» **What is needed**
Each entry below should be returned exactly as is, with the pictures removed.

···

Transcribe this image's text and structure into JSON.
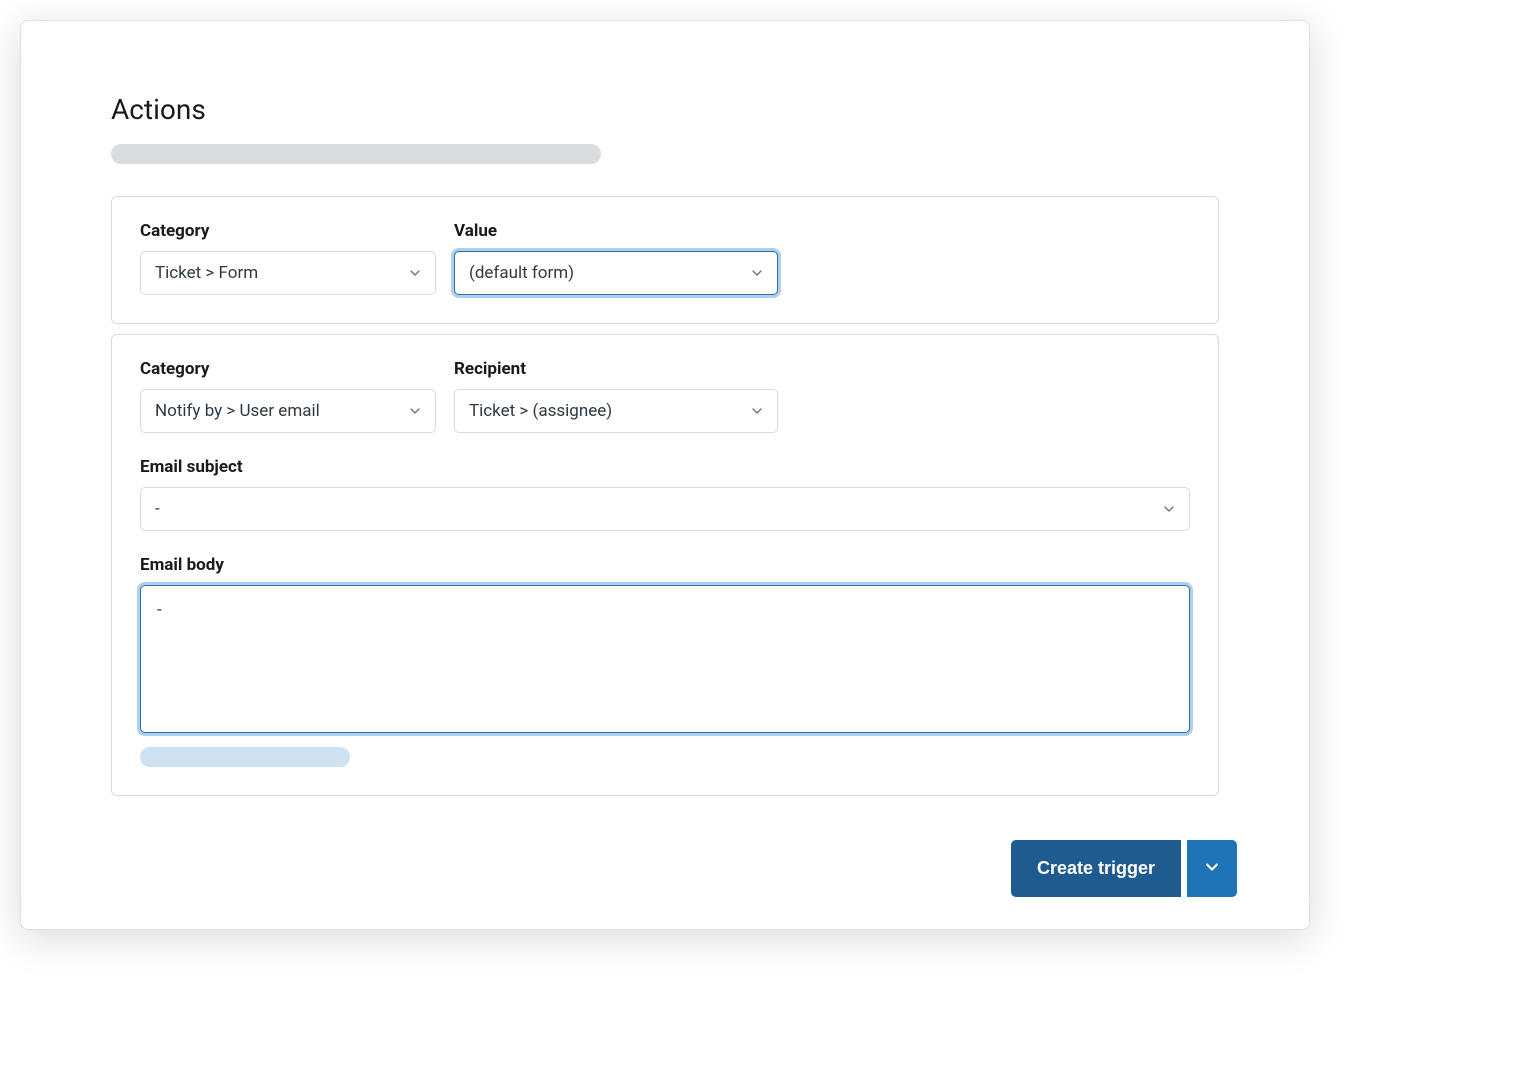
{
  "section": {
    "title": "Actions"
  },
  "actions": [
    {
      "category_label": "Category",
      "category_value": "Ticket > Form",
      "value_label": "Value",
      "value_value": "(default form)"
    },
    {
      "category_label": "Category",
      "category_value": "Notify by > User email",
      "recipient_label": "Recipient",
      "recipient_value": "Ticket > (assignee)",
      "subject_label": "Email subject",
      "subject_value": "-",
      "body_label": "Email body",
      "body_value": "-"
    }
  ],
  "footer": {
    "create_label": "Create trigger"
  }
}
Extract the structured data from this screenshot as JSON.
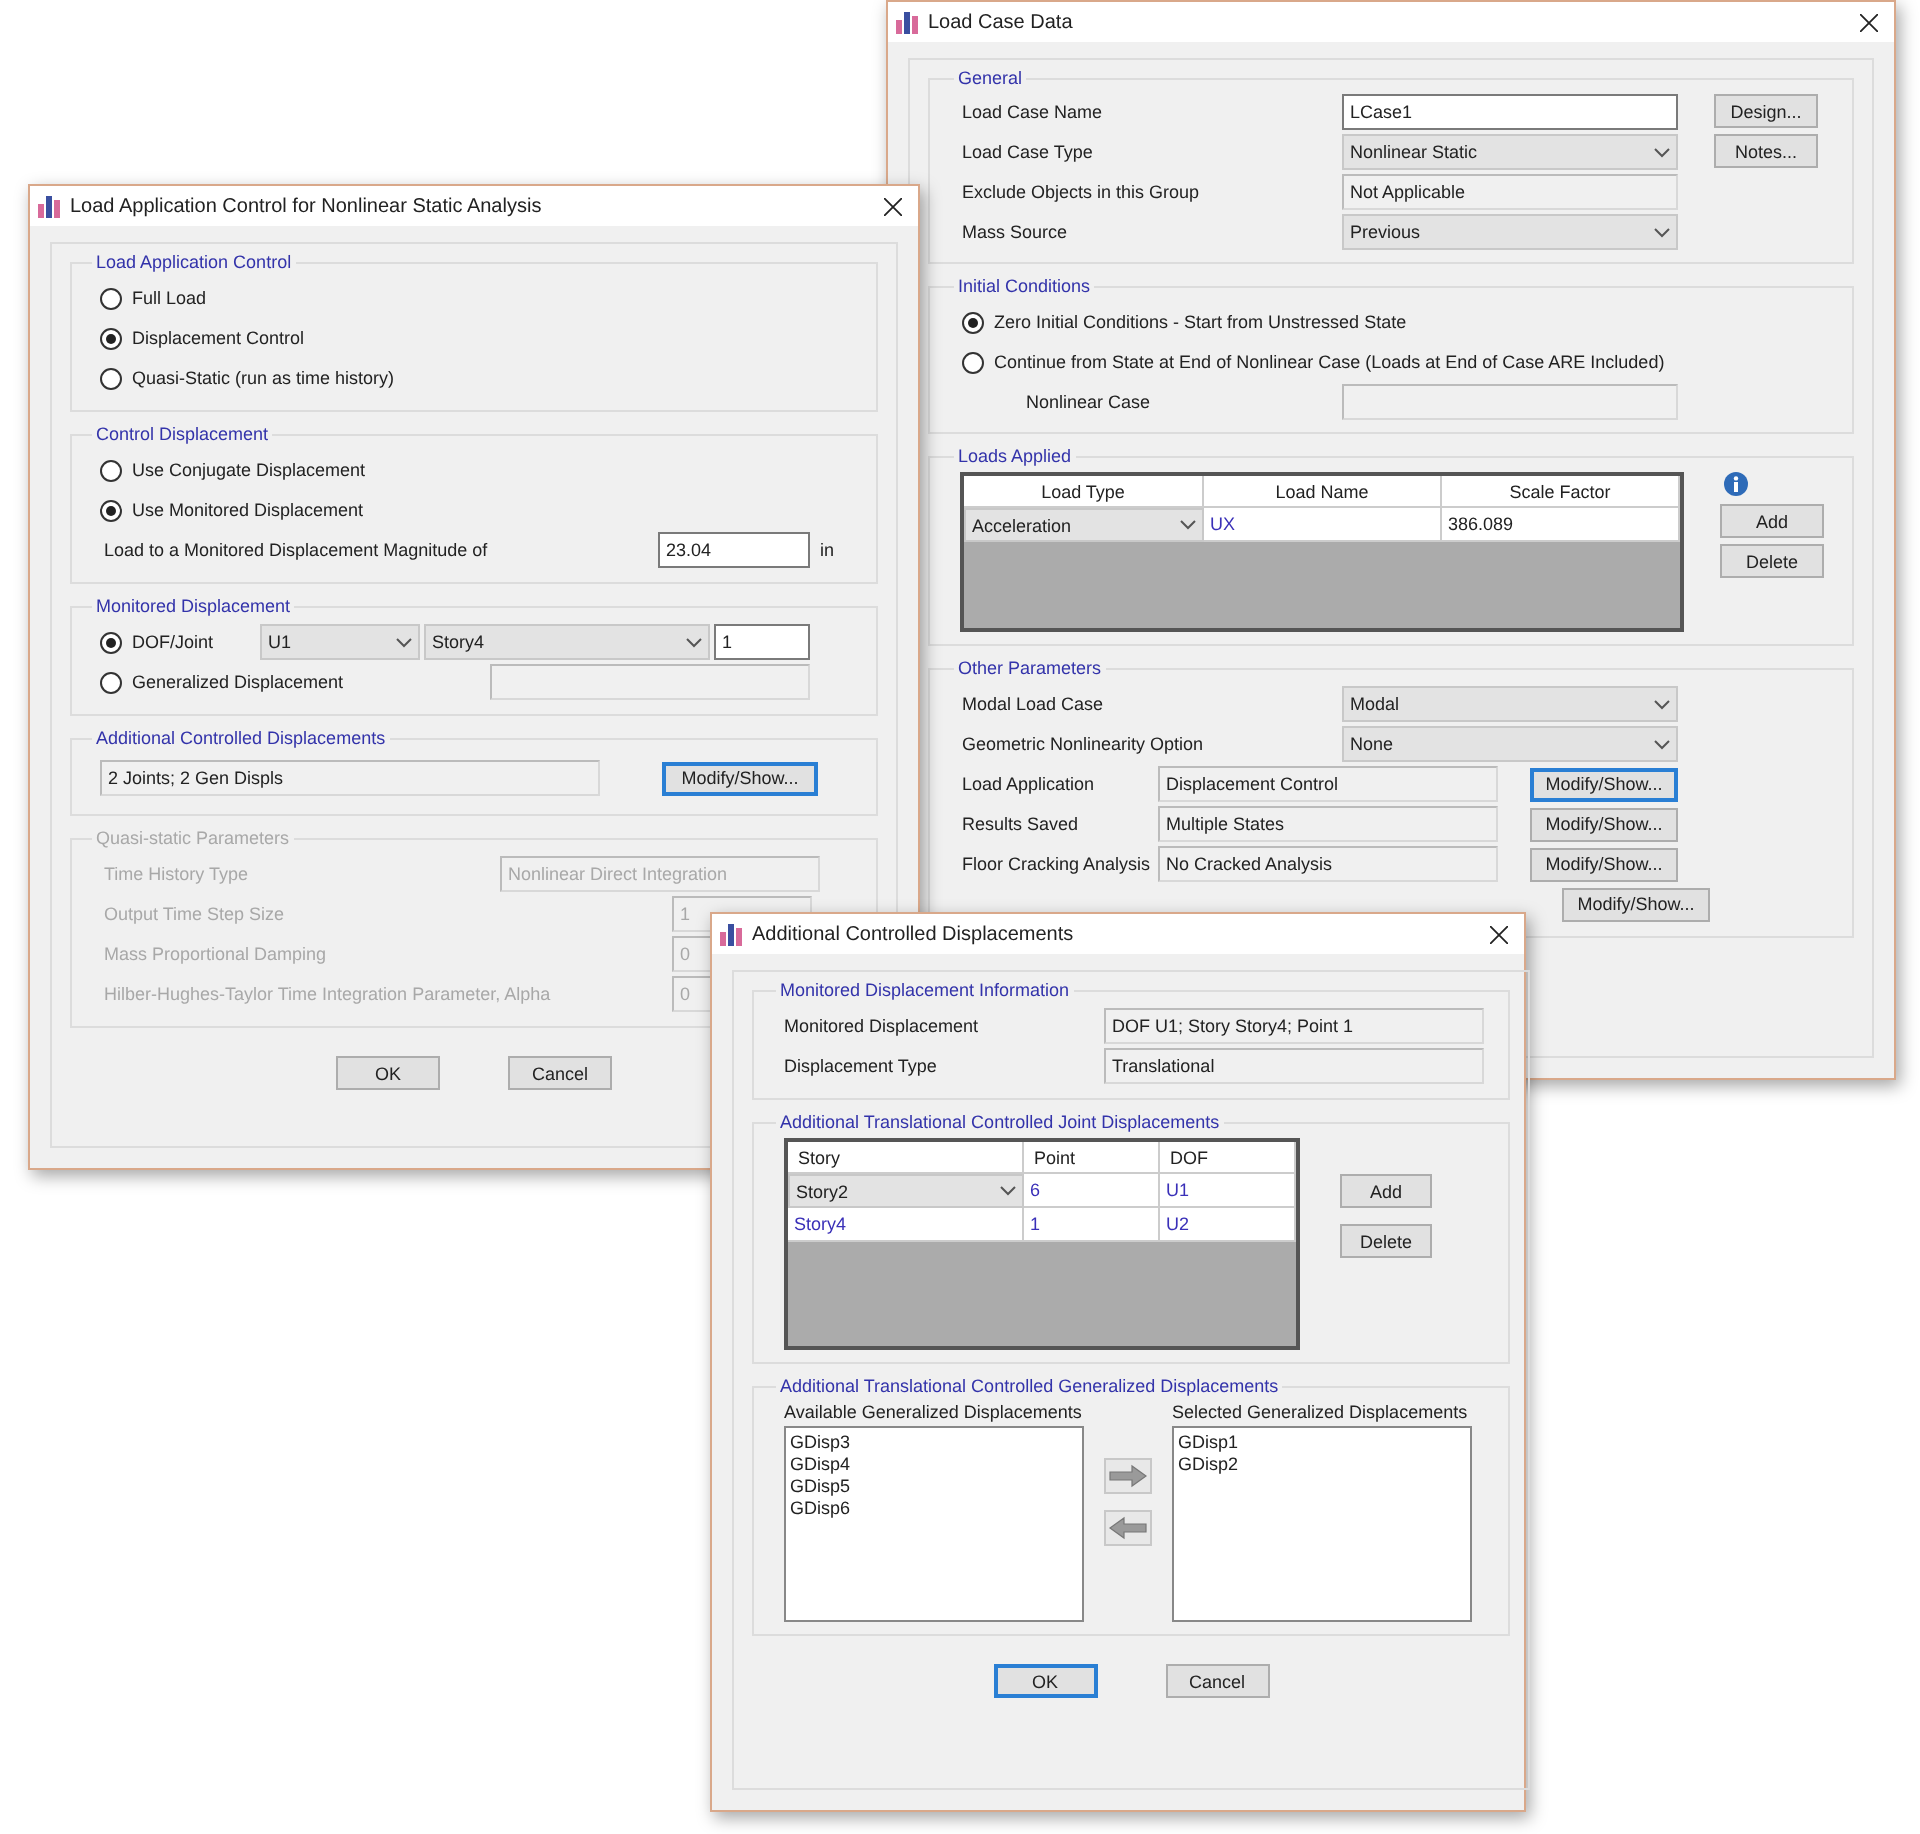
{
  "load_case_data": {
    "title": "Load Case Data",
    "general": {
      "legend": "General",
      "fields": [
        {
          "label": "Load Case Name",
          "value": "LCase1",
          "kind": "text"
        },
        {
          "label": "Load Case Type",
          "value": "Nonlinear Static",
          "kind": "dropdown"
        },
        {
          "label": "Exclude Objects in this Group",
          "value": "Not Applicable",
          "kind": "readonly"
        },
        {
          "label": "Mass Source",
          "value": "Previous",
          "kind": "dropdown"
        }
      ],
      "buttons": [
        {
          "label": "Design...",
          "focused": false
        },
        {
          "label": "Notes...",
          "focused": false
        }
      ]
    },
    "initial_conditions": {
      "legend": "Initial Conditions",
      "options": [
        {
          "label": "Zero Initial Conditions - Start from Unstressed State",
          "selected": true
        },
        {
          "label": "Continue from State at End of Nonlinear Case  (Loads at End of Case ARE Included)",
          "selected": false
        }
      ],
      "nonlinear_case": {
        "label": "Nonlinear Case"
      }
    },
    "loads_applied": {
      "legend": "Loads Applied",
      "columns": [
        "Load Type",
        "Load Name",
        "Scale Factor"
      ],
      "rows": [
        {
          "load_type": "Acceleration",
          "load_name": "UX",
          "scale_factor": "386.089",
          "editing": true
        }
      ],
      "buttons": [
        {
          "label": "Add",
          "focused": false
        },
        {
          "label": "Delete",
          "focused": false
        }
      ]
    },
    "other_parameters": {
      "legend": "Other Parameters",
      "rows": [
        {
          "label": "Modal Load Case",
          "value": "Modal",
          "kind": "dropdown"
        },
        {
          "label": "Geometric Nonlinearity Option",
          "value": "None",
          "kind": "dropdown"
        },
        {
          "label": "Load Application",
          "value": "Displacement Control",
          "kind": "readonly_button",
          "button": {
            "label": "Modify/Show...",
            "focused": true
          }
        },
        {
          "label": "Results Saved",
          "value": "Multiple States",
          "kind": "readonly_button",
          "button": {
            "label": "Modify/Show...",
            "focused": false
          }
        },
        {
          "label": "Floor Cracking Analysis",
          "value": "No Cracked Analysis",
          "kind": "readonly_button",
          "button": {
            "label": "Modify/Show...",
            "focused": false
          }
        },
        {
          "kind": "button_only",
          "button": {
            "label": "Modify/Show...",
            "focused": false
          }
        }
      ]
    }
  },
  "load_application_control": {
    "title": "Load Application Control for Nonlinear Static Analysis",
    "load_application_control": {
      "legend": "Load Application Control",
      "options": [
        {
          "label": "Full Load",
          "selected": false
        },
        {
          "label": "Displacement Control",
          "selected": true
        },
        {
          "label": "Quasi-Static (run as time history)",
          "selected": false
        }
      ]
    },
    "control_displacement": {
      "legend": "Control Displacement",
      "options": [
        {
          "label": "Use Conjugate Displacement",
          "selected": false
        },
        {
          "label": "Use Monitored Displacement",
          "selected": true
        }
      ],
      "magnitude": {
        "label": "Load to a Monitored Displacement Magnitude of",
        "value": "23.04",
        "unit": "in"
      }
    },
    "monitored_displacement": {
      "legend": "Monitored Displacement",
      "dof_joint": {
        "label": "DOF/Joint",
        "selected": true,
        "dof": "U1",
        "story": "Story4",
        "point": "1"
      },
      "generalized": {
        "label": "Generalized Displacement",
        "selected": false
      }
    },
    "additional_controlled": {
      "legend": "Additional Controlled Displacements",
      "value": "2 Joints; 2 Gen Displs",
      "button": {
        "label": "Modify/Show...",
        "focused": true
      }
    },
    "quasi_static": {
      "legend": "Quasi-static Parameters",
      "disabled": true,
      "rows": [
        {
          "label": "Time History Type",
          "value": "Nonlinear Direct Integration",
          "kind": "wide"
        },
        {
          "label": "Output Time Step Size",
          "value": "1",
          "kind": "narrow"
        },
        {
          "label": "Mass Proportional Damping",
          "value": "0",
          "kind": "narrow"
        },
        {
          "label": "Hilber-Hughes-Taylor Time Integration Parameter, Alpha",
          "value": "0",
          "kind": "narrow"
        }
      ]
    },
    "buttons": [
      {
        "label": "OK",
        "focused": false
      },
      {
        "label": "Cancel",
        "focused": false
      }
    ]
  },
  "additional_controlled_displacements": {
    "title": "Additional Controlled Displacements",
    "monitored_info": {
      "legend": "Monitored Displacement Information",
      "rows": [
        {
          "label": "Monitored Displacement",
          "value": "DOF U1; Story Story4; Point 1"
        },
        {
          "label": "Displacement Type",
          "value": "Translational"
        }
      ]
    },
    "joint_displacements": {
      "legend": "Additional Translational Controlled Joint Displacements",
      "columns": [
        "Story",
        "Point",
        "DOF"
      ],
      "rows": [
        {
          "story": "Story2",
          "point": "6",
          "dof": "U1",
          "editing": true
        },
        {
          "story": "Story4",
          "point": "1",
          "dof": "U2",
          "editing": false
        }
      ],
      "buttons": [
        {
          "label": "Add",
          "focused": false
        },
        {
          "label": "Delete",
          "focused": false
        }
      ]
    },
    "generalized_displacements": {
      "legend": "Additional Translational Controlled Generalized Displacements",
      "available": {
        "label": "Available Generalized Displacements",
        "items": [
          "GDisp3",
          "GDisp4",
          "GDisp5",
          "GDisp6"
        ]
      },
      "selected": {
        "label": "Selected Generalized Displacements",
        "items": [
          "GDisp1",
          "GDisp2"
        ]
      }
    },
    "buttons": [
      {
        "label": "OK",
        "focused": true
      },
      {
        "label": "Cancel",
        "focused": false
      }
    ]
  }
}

···

» **Answer to this task**
Transcribe this image's text and structure into JSON.
{
  "section": {
    "title": "Actions"
  },
  "actions": [
    {
      "category_label": "Category",
      "category_value": "Ticket > Form",
      "value_label": "Value",
      "value_value": "(default form)"
    },
    {
      "category_label": "Category",
      "category_value": "Notify by > User email",
      "recipient_label": "Recipient",
      "recipient_value": "Ticket > (assignee)",
      "subject_label": "Email subject",
      "subject_value": "-",
      "body_label": "Email body",
      "body_value": "-"
    }
  ],
  "footer": {
    "create_label": "Create trigger"
  }
}
Extract the structured data from this screenshot as JSON.
{
  "load_case_data": {
    "title": "Load Case Data",
    "general": {
      "legend": "General",
      "fields": [
        {
          "label": "Load Case Name",
          "value": "LCase1",
          "kind": "text"
        },
        {
          "label": "Load Case Type",
          "value": "Nonlinear Static",
          "kind": "dropdown"
        },
        {
          "label": "Exclude Objects in this Group",
          "value": "Not Applicable",
          "kind": "readonly"
        },
        {
          "label": "Mass Source",
          "value": "Previous",
          "kind": "dropdown"
        }
      ],
      "buttons": [
        {
          "label": "Design...",
          "focused": false
        },
        {
          "label": "Notes...",
          "focused": false
        }
      ]
    },
    "initial_conditions": {
      "legend": "Initial Conditions",
      "options": [
        {
          "label": "Zero Initial Conditions - Start from Unstressed State",
          "selected": true
        },
        {
          "label": "Continue from State at End of Nonlinear Case  (Loads at End of Case ARE Included)",
          "selected": false
        }
      ],
      "nonlinear_case": {
        "label": "Nonlinear Case"
      }
    },
    "loads_applied": {
      "legend": "Loads Applied",
      "columns": [
        "Load Type",
        "Load Name",
        "Scale Factor"
      ],
      "rows": [
        {
          "load_type": "Acceleration",
          "load_name": "UX",
          "scale_factor": "386.089",
          "editing": true
        }
      ],
      "buttons": [
        {
          "label": "Add",
          "focused": false
        },
        {
          "label": "Delete",
          "focused": false
        }
      ]
    },
    "other_parameters": {
      "legend": "Other Parameters",
      "rows": [
        {
          "label": "Modal Load Case",
          "value": "Modal",
          "kind": "dropdown"
        },
        {
          "label": "Geometric Nonlinearity Option",
          "value": "None",
          "kind": "dropdown"
        },
        {
          "label": "Load Application",
          "value": "Displacement Control",
          "kind": "readonly_button",
          "button": {
            "label": "Modify/Show...",
            "focused": true
          }
        },
        {
          "label": "Results Saved",
          "value": "Multiple States",
          "kind": "readonly_button",
          "button": {
            "label": "Modify/Show...",
            "focused": false
          }
        },
        {
          "label": "Floor Cracking Analysis",
          "value": "No Cracked Analysis",
          "kind": "readonly_button",
          "button": {
            "label": "Modify/Show...",
            "focused": false
          }
        },
        {
          "kind": "button_only",
          "button": {
            "label": "Modify/Show...",
            "focused": false
          }
        }
      ]
    }
  },
  "load_application_control": {
    "title": "Load Application Control for Nonlinear Static Analysis",
    "load_application_control": {
      "legend": "Load Application Control",
      "options": [
        {
          "label": "Full Load",
          "selected": false
        },
        {
          "label": "Displacement Control",
          "selected": true
        },
        {
          "label": "Quasi-Static (run as time history)",
          "selected": false
        }
      ]
    },
    "control_displacement": {
      "legend": "Control Displacement",
      "options": [
        {
          "label": "Use Conjugate Displacement",
          "selected": false
        },
        {
          "label": "Use Monitored Displacement",
          "selected": true
        }
      ],
      "magnitude": {
        "label": "Load to a Monitored Displacement Magnitude of",
        "value": "23.04",
        "unit": "in"
      }
    },
    "monitored_displacement": {
      "legend": "Monitored Displacement",
      "dof_joint": {
        "label": "DOF/Joint",
        "selected": true,
        "dof": "U1",
        "story": "Story4",
        "point": "1"
      },
      "generalized": {
        "label": "Generalized Displacement",
        "selected": false
      }
    },
    "additional_controlled": {
      "legend": "Additional Controlled Displacements",
      "value": "2 Joints; 2 Gen Displs",
      "button": {
        "label": "Modify/Show...",
        "focused": true
      }
    },
    "quasi_static": {
      "legend": "Quasi-static Parameters",
      "disabled": true,
      "rows": [
        {
          "label": "Time History Type",
          "value": "Nonlinear Direct Integration",
          "kind": "wide"
        },
        {
          "label": "Output Time Step Size",
          "value": "1",
          "kind": "narrow"
        },
        {
          "label": "Mass Proportional Damping",
          "value": "0",
          "kind": "narrow"
        },
        {
          "label": "Hilber-Hughes-Taylor Time Integration Parameter, Alpha",
          "value": "0",
          "kind": "narrow"
        }
      ]
    },
    "buttons": [
      {
        "label": "OK",
        "focused": false
      },
      {
        "label": "Cancel",
        "focused": false
      }
    ]
  },
  "additional_controlled_displacements": {
    "title": "Additional Controlled Displacements",
    "monitored_info": {
      "legend": "Monitored Displacement Information",
      "rows": [
        {
          "label": "Monitored Displacement",
          "value": "DOF U1; Story Story4; Point 1"
        },
        {
          "label": "Displacement Type",
          "value": "Translational"
        }
      ]
    },
    "joint_displacements": {
      "legend": "Additional Translational Controlled Joint Displacements",
      "columns": [
        "Story",
        "Point",
        "DOF"
      ],
      "rows": [
        {
          "story": "Story2",
          "point": "6",
          "dof": "U1",
          "editing": true
        },
        {
          "story": "Story4",
          "point": "1",
          "dof": "U2",
          "editing": false
        }
      ],
      "buttons": [
        {
          "label": "Add",
          "focused": false
        },
        {
          "label": "Delete",
          "focused": false
        }
      ]
    },
    "generalized_displacements": {
      "legend": "Additional Translational Controlled Generalized Displacements",
      "available": {
        "label": "Available Generalized Displacements",
        "items": [
          "GDisp3",
          "GDisp4",
          "GDisp5",
          "GDisp6"
        ]
      },
      "selected": {
        "label": "Selected Generalized Displacements",
        "items": [
          "GDisp1",
          "GDisp2"
        ]
      }
    },
    "buttons": [
      {
        "label": "OK",
        "focused": true
      },
      {
        "label": "Cancel",
        "focused": false
      }
    ]
  }
}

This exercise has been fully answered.